Check each line of the entries below for the string "type"; copy every line where it appears.

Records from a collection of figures

- - - -

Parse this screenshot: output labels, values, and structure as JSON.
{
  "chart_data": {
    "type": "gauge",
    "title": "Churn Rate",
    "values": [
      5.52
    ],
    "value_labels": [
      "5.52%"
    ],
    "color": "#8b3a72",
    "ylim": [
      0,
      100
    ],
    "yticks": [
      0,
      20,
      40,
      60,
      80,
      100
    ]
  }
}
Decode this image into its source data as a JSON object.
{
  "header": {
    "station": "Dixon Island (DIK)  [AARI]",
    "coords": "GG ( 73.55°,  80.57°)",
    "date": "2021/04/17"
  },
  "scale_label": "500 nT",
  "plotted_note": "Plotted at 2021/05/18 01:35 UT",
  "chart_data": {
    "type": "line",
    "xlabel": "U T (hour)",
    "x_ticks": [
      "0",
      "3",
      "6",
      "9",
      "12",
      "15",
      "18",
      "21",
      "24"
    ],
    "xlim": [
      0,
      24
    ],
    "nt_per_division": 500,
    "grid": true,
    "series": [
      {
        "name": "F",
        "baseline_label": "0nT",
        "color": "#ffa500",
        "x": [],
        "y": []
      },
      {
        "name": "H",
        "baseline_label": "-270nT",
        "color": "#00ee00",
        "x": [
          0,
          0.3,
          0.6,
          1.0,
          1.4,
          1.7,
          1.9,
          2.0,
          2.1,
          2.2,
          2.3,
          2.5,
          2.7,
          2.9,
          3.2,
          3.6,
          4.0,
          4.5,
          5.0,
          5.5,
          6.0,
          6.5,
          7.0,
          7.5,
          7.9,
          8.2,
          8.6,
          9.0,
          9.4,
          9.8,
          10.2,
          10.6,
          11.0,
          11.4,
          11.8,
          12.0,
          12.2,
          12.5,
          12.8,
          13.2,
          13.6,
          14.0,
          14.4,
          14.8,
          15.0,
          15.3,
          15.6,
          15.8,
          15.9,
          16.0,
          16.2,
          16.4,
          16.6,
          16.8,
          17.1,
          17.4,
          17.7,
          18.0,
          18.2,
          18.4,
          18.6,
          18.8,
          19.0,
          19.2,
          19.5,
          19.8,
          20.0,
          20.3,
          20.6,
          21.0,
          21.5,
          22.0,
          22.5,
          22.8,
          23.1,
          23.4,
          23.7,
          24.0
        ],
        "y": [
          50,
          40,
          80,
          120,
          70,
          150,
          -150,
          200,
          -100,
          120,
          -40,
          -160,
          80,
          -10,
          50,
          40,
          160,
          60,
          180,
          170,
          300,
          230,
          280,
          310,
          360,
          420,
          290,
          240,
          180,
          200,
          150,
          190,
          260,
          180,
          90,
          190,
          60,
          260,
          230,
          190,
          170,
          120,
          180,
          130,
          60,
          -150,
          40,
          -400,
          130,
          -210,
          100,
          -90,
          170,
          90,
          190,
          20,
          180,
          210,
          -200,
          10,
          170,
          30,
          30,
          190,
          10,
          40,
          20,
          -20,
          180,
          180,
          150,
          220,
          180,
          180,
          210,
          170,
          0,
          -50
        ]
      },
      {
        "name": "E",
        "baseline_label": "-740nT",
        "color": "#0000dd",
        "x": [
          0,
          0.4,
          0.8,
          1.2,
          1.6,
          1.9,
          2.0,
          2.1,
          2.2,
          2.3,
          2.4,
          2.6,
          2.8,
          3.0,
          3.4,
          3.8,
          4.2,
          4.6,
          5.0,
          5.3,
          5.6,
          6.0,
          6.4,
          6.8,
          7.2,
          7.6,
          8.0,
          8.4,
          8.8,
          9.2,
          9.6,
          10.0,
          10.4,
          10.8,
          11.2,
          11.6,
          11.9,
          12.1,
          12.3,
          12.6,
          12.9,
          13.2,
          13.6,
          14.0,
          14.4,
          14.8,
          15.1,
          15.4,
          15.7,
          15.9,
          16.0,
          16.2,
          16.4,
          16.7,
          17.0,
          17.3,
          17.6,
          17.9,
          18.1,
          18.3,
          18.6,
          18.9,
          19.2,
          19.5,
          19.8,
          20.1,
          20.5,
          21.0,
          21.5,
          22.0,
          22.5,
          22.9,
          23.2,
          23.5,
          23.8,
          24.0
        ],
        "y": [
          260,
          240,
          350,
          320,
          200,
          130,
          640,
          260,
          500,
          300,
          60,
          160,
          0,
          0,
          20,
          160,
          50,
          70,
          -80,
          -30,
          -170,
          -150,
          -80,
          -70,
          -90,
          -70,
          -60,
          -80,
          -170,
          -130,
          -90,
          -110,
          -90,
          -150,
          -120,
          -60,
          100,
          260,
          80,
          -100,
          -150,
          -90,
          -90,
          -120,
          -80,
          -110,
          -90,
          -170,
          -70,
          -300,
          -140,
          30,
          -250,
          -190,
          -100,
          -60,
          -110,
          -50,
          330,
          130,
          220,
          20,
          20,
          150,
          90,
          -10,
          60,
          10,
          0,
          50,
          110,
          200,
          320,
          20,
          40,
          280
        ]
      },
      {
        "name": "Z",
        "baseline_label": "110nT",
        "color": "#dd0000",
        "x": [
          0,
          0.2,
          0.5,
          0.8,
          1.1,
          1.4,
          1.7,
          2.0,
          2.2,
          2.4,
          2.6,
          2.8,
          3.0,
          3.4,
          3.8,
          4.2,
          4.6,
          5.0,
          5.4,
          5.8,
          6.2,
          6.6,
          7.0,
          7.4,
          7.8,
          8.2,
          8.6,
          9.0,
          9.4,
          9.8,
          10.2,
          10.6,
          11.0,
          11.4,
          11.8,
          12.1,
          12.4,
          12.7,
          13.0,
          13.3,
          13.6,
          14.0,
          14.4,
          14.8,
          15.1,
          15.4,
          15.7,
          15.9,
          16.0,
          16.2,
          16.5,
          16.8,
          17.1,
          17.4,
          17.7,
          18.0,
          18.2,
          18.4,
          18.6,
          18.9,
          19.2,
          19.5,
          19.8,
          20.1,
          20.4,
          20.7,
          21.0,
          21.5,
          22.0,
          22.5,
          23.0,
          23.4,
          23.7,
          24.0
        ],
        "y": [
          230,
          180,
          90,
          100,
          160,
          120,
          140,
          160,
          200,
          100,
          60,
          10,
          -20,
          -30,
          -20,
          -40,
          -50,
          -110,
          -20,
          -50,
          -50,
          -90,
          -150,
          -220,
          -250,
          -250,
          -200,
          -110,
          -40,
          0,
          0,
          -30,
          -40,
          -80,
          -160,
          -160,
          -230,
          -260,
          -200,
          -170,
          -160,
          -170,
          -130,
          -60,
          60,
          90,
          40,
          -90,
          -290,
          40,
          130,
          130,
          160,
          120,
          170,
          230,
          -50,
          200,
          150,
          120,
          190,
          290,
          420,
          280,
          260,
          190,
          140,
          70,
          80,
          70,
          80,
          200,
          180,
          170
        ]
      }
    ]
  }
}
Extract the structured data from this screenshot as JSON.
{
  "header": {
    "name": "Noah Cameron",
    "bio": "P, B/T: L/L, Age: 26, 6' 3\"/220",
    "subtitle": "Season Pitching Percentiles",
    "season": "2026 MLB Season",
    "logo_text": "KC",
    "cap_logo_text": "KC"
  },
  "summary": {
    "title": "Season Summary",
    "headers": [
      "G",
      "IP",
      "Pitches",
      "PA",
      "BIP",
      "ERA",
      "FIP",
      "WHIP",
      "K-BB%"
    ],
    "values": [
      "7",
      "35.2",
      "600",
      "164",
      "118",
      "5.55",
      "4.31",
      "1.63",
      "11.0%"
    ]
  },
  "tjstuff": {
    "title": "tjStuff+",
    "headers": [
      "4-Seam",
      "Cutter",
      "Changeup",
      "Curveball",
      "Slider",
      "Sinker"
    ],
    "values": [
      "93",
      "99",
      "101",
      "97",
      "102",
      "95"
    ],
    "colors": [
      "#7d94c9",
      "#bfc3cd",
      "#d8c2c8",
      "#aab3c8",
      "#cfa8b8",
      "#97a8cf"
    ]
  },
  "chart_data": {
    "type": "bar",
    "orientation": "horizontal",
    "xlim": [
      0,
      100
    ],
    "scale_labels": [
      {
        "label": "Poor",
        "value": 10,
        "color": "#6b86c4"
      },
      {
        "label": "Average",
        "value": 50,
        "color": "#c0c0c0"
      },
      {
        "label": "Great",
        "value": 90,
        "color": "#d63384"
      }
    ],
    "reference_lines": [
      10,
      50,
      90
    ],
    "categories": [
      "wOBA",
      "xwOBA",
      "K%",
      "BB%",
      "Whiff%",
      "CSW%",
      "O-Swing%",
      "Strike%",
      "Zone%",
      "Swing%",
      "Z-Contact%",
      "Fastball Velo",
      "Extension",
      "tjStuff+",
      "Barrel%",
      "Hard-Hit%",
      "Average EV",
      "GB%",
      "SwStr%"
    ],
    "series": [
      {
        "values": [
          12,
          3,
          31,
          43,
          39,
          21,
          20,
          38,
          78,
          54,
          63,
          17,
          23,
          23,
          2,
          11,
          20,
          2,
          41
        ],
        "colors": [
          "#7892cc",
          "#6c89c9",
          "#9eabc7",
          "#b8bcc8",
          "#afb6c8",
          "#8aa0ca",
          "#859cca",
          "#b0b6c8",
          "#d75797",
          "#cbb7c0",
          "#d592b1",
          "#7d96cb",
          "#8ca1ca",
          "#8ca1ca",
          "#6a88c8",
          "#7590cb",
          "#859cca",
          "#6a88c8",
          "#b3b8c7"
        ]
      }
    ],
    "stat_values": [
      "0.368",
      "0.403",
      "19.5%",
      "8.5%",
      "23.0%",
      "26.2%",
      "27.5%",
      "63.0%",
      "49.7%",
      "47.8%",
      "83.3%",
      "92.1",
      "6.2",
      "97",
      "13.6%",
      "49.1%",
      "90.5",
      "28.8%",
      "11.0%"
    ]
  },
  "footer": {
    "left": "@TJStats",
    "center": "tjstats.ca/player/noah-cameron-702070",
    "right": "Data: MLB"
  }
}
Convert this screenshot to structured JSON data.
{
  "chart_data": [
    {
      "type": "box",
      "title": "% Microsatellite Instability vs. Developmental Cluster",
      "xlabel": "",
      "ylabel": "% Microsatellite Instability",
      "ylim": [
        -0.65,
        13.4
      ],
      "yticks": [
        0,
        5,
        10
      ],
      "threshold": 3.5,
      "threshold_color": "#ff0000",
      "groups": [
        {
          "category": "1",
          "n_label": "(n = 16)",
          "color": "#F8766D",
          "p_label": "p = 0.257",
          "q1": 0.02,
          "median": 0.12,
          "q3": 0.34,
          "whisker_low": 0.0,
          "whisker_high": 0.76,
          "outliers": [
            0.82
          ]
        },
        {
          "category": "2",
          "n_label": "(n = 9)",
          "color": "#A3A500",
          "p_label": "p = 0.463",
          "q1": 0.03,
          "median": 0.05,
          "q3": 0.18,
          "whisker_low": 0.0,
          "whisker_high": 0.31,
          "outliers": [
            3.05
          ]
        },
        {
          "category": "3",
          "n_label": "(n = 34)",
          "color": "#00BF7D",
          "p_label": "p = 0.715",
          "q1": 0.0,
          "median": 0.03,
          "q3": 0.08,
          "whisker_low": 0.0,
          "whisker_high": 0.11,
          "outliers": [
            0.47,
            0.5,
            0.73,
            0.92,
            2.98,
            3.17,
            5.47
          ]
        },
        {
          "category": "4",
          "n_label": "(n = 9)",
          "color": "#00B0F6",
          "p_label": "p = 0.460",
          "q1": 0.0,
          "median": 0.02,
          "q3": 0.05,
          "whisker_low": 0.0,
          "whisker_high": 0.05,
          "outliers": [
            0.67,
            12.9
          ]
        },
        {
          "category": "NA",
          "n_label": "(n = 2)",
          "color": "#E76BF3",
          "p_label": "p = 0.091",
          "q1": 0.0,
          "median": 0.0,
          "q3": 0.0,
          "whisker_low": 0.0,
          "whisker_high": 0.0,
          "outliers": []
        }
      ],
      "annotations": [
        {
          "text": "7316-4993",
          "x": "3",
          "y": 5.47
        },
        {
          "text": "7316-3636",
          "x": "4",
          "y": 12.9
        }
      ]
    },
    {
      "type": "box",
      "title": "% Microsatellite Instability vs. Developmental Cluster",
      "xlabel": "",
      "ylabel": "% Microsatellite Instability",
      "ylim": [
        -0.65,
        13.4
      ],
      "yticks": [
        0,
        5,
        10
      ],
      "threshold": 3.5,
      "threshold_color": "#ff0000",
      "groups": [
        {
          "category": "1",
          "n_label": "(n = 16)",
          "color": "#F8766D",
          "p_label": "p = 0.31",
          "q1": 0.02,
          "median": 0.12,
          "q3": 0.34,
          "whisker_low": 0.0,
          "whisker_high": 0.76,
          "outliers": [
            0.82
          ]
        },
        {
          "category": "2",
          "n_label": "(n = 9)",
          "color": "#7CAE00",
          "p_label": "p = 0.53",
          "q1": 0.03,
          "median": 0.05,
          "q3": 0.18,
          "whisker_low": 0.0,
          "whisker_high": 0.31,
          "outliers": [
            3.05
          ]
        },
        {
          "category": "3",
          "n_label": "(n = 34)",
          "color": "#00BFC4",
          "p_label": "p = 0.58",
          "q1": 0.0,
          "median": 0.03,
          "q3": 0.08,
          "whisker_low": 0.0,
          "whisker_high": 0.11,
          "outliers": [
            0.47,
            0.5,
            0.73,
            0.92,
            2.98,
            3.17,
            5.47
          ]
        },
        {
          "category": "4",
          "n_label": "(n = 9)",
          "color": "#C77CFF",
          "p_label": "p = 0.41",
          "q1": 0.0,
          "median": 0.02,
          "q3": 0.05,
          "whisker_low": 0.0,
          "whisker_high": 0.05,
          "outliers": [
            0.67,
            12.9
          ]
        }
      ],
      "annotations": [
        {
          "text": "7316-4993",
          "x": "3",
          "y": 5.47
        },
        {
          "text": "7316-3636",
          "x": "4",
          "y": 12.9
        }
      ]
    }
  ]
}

- - - -

The output:
    "type": "gauge",
    "type": "line",
    "type": "bar",
      "type": "box",
      "type": "box",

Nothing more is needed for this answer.